▶ **Fragmento seleccionado**

---

La propuesta de campaña de Vicky Dávila que favorecería a sus exjefes, los Gilinski
18 de mayo de 2025

Victoria Eugenia Dávila, más conocida como Vicky, ha decidido ondear la bandera de la nutrición como una de las causas centrales de su campaña presidencial. “Semejante impuesto tan burdo se tiene que acabar”, escribió en su cuenta de X, en una serie de publicaciones en las que propuso eliminar el impuesto del 20 % sobre los productos ultraprocesados, aprobado en la reforma tributaria del gobierno de Gustavo Petro.
Detrás de esta propuesta se dibuja con nitidez un beneficiario claro: el Grupo Gilinski, bajo el liderazgo de Jaime y su hijo Gabriel Gilinski. Son los principales accionistas de Grupo Nutresa, dueños de marcas como Zenú, Rica, Noel, Festival, Jet, Chocolisto y una larga lista de productos que encajan perfectamente en la categoría de ultraprocesados. Además, son propietarios de Grupo Semana, la misma revista que Dávila dirigió durante cuatro años hasta que renunció para lanzarse a la carrera presidencial. Siendo ella directora todavía, el medio publicó una propuesta económica a la que llamaron el ‘10-10-10 de Vicky Dávila’, que posteriormente terminó convirtiéndose en una bandera de campaña.
Los vínculos entre la industria de ultraprocesados y el poder político no son nuevos. Como ha documentado VORÁGINE, varias de estas empresas financian campañas electorales en Colombia. “La industria en todo el mundo es muy poderosa, pero en este país elige presidentes, senadores, representantes, toda clase de políticos”, asegura el nutricionista Juan Camilo Mesa.
Para entender la viabilidad real de la propuesta de Dávila, sus posibles consecuencias y los intereses que la rodean, VORÁGINE consultó a expertos y expertas de distintas disciplinas. A medida que se calienta la contienda hacia las elecciones presidenciales de 2026, comienzan a emerger discursos que buscan maquillar con tintes de bienestar público lo que, en el fondo, podría ser una jugada a favor de grandes intereses corporativos.

---

▶ **Preguntas de estudio**
A – Reproduce textualmente el fragmento desde "Victoria Eugenia Dávila, más" hasta "de Gustavo Petro.", ambos incluidos.
B – Según el fragmento, ¿cuánto tiempo dirigió Dávila la revista de Grupo Semana?
C – Indica si cada afirmación concuerda con el fragmento y cita las palabras que lo deciden: (i) los Gilinski son los principales accionistas de Grupo Nutresa; (ii) Dávila renunció a la revista para lanzarse a la carrera presidencial; (iii) el impuesto a los ultraprocesados se aprobó durante el gobierno de Iván Duque.

Registros extraídos

---

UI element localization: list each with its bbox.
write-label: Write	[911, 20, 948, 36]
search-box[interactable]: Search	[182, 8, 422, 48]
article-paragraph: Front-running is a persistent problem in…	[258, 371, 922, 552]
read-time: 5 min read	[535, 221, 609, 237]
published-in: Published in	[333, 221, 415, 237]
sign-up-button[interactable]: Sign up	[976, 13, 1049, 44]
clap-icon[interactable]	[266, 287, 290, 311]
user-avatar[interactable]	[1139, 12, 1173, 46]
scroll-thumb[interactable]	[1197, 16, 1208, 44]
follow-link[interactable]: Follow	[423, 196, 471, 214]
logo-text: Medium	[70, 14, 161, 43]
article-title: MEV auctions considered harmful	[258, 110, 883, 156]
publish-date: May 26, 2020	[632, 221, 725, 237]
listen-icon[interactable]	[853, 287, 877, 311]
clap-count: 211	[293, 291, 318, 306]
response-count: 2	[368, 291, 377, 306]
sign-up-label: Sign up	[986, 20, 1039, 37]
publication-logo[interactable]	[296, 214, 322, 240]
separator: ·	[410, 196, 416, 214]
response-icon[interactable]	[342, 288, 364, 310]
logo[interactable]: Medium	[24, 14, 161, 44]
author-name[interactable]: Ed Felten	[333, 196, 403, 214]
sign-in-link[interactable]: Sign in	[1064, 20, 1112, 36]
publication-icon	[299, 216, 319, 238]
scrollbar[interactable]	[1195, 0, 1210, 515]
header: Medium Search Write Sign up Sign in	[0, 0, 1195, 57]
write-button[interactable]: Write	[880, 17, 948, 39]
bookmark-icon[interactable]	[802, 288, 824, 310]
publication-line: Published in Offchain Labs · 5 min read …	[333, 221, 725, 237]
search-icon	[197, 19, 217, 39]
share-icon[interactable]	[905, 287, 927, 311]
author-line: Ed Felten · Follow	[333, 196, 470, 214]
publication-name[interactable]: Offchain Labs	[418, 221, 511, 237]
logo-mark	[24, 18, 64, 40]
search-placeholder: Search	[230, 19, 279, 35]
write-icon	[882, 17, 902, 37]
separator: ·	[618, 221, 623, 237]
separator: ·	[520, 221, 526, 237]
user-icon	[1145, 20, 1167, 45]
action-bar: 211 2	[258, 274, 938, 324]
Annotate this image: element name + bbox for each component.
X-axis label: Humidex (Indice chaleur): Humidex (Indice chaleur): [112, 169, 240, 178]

---

▶ **Respuestas por tarea**
A –
Victoria Eugenia Dávila, más conocida como Vicky, ha decidido ondear la bandera de la nutrición como una de las causas centrales de su campaña presidencial. “Semejante impuesto tan burdo se tiene que acabar”, escribió en su cuenta de X, en una serie de publicaciones en las que propuso eliminar el impuesto del 20 % sobre los productos ultraprocesados, aprobado en la reforma tributaria del gobierno de Gustavo Petro.

B – Cuatro años.

C –
(i) Sí: "Son los principales accionistas de Grupo Nutresa".
(ii) Sí: "hasta que renunció para lanzarse a la carrera presidencial".
(iii) No: "aprobado en la reforma tributaria del gobierno de Gustavo Petro".